> **WHAT IS NEEDED**
Output every line in the entries below as a Markdown table with the columns "n" and "Line," numbering the rows in order and omitting any blank lines.

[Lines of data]
--------
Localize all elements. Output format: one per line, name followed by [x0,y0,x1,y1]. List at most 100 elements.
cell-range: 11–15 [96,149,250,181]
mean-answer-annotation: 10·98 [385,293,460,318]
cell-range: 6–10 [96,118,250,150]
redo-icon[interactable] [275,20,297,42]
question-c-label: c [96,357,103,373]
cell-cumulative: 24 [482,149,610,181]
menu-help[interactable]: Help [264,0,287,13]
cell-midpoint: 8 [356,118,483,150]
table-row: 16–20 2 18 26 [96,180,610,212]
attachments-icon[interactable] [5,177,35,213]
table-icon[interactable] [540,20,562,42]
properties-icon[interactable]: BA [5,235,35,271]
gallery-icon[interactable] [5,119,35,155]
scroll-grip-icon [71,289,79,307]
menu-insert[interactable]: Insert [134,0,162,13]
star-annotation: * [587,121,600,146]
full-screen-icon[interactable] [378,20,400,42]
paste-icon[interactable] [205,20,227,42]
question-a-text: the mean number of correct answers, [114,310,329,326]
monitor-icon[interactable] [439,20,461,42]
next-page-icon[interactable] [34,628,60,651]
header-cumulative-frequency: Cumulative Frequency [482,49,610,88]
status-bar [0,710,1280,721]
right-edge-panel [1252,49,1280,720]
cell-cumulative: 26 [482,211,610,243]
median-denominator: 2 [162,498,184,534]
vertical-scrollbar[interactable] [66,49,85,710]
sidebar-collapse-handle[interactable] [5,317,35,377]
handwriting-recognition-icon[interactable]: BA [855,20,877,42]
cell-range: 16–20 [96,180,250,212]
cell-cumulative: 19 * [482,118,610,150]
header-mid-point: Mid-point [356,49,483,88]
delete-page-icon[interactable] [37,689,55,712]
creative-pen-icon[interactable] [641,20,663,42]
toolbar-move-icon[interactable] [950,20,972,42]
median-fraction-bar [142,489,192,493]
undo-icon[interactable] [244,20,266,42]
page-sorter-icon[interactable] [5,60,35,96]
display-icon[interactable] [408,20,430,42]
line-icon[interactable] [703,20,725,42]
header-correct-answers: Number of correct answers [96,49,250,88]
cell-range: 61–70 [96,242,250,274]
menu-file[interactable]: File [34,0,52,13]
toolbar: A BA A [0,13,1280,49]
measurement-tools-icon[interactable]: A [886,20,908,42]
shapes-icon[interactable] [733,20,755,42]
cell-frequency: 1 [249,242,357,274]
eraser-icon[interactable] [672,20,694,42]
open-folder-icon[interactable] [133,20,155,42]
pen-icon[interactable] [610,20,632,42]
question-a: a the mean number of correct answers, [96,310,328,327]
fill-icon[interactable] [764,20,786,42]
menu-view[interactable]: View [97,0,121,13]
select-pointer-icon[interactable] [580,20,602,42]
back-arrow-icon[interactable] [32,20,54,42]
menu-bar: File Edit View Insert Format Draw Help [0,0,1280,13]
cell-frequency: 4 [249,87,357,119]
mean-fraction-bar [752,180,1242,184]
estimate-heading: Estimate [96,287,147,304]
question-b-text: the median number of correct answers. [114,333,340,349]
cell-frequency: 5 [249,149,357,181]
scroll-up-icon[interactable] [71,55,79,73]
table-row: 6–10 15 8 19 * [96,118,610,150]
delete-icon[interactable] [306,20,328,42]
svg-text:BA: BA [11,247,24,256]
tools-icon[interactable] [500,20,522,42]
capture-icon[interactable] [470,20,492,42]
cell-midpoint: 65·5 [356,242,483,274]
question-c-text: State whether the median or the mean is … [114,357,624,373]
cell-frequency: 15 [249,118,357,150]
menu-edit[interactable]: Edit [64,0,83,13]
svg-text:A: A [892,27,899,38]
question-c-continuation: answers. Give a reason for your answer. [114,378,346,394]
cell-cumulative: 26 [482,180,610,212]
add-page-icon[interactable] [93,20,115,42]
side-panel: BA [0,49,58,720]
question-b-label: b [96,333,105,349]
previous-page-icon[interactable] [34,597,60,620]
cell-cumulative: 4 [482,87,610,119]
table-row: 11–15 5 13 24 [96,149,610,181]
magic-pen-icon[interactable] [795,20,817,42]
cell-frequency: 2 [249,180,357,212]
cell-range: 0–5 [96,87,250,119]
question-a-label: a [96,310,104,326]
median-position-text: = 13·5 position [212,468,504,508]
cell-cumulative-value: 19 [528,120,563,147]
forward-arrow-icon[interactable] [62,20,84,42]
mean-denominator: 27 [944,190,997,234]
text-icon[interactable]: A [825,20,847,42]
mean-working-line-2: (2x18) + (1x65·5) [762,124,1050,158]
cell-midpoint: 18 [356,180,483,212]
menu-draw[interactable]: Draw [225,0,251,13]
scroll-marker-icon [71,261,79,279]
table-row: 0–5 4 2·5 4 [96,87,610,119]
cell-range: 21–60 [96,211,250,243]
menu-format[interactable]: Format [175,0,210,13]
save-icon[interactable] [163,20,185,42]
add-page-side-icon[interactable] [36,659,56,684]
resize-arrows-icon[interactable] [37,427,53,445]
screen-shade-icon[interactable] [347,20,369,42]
--------
> **RESPONSE TO THE TASK**
| n | Line |
|---|---|
| 1 | Localize all elements. Output format: one per line, name followed by [x0,y0,x1,y1]. List at most 100 elements. |
| 2 | cell-range: 11–15 [96,149,250,181] |
| 3 | mean-answer-annotation: 10·98 [385,293,460,318] |
| 4 | cell-range: 6–10 [96,118,250,150] |
| 5 | redo-icon[interactable] [275,20,297,42] |
| 6 | question-c-label: c [96,357,103,373] |
| 7 | cell-cumulative: 24 [482,149,610,181] |
| 8 | menu-help[interactable]: Help [264,0,287,13] |
| 9 | cell-midpoint: 8 [356,118,483,150] |
| 10 | table-row: 16–20 2 18 26 [96,180,610,212] |
| 11 | attachments-icon[interactable] [5,177,35,213] |
| 12 | table-icon[interactable] [540,20,562,42] |
| 13 | properties-icon[interactable]: BA [5,235,35,271] |
| 14 | gallery-icon[interactable] [5,119,35,155] |
| 15 | scroll-grip-icon [71,289,79,307] |
| 16 | menu-insert[interactable]: Insert [134,0,162,13] |
| 17 | star-annotation: * [587,121,600,146] |
| 18 | full-screen-icon[interactable] [378,20,400,42] |
| 19 | paste-icon[interactable] [205,20,227,42] |
| 20 | question-a-text: the mean number of correct answers, [114,310,329,326] |
| 21 | monitor-icon[interactable] [439,20,461,42] |
| 22 | next-page-icon[interactable] [34,628,60,651] |
| 23 | header-cumulative-frequency: Cumulative Frequency [482,49,610,88] |
| 24 | status-bar [0,710,1280,721] |
| 25 | right-edge-panel [1252,49,1280,720] |
| 26 | cell-cumulative: 26 [482,211,610,243] |
| 27 | median-denominator: 2 [162,498,184,534] |
| 28 | vertical-scrollbar[interactable] [66,49,85,710] |
| 29 | sidebar-collapse-handle[interactable] [5,317,35,377] |
| 30 | handwriting-recognition-icon[interactable]: BA [855,20,877,42] |
| 31 | cell-range: 16–20 [96,180,250,212] |
| 32 | cell-cumulative: 19 * [482,118,610,150] |
| 33 | header-mid-point: Mid-point [356,49,483,88] |
| 34 | delete-page-icon[interactable] [37,689,55,712] |
| 35 | creative-pen-icon[interactable] [641,20,663,42] |
| 36 | toolbar-move-icon[interactable] [950,20,972,42] |
| 37 | median-fraction-bar [142,489,192,493] |
| 38 | undo-icon[interactable] [244,20,266,42] |
| 39 | page-sorter-icon[interactable] [5,60,35,96] |
| 40 | display-icon[interactable] [408,20,430,42] |
| 41 | line-icon[interactable] [703,20,725,42] |
| 42 | header-correct-answers: Number of correct answers [96,49,250,88] |
| 43 | cell-range: 61–70 [96,242,250,274] |
| 44 | menu-file[interactable]: File [34,0,52,13] |
| 45 | toolbar: A BA A [0,13,1280,49] |
| 46 | measurement-tools-icon[interactable]: A [886,20,908,42] |
| 47 | shapes-icon[interactable] [733,20,755,42] |
| 48 | cell-frequency: 1 [249,242,357,274] |
| 49 | eraser-icon[interactable] [672,20,694,42] |
| 50 | open-folder-icon[interactable] [133,20,155,42] |
| 51 | pen-icon[interactable] [610,20,632,42] |
| 52 | question-a: a the mean number of correct answers, [96,310,328,327] |
| 53 | fill-icon[interactable] [764,20,786,42] |
| 54 | menu-view[interactable]: View [97,0,121,13] |
| 55 | select-pointer-icon[interactable] [580,20,602,42] |
| 56 | back-arrow-icon[interactable] [32,20,54,42] |
| 57 | menu-bar: File Edit View Insert Format Draw Help [0,0,1280,13] |
| 58 | cell-frequency: 4 [249,87,357,119] |
| 59 | mean-fraction-bar [752,180,1242,184] |
| 60 | estimate-heading: Estimate [96,287,147,304] |
| 61 | question-b-text: the median number of correct answers. [114,333,340,349] |
| 62 | cell-frequency: 5 [249,149,357,181] |
| 63 | scroll-up-icon[interactable] [71,55,79,73] |
| 64 | table-row: 6–10 15 8 19 * [96,118,610,150] |
| 65 | delete-icon[interactable] [306,20,328,42] |
| 66 | svg-text:BA: BA [11,247,24,256] |
| 67 | tools-icon[interactable] [500,20,522,42] |
| 68 | capture-icon[interactable] [470,20,492,42] |
| 69 | cell-midpoint: 65·5 [356,242,483,274] |
| 70 | question-c-text: State whether the median or the mean is … [114,357,624,373] |
| 71 | cell-frequency: 15 [249,118,357,150] |
| 72 | menu-edit[interactable]: Edit [64,0,83,13] |
| 73 | svg-text:A: A [892,27,899,38] |
| 74 | question-c-continuation: answers. Give a reason for your answer. [114,378,346,394] |
| 75 | cell-cumulative: 26 [482,180,610,212] |
| 76 | add-page-icon[interactable] [93,20,115,42] |
| 77 | side-panel: BA [0,49,58,720] |
| 78 | question-b-label: b [96,333,105,349] |
| 79 | previous-page-icon[interactable] [34,597,60,620] |
| 80 | cell-cumulative: 4 [482,87,610,119] |
| 81 | table-row: 11–15 5 13 24 [96,149,610,181] |
| 82 | magic-pen-icon[interactable] [795,20,817,42] |
| 83 | cell-frequency: 2 [249,180,357,212] |
| 84 | cell-range: 0–5 [96,87,250,119] |
| 85 | question-a-label: a [96,310,104,326] |
| 86 | median-position-text: = 13·5 position [212,468,504,508] |
| 87 | cell-cumulative-value: 19 [528,120,563,147] |
| 88 | forward-arrow-icon[interactable] [62,20,84,42] |
| 89 | mean-denominator: 27 [944,190,997,234] |
| 90 | text-icon[interactable]: A [825,20,847,42] |
| 91 | mean-working-line-2: (2x18) + (1x65·5) [762,124,1050,158] |
| 92 | cell-midpoint: 18 [356,180,483,212] |
| 93 | menu-draw[interactable]: Draw [225,0,251,13] |
| 94 | scroll-marker-icon [71,261,79,279] |
| 95 | table-row: 0–5 4 2·5 4 [96,87,610,119] |
| 96 | cell-range: 21–60 [96,211,250,243] |
| 97 | menu-format[interactable]: Format [175,0,210,13] |
| 98 | save-icon[interactable] [163,20,185,42] |
| 99 | add-page-side-icon[interactable] [36,659,56,684] |
| 100 | resize-arrows-icon[interactable] [37,427,53,445] |
| 101 | screen-shade-icon[interactable] [347,20,369,42] |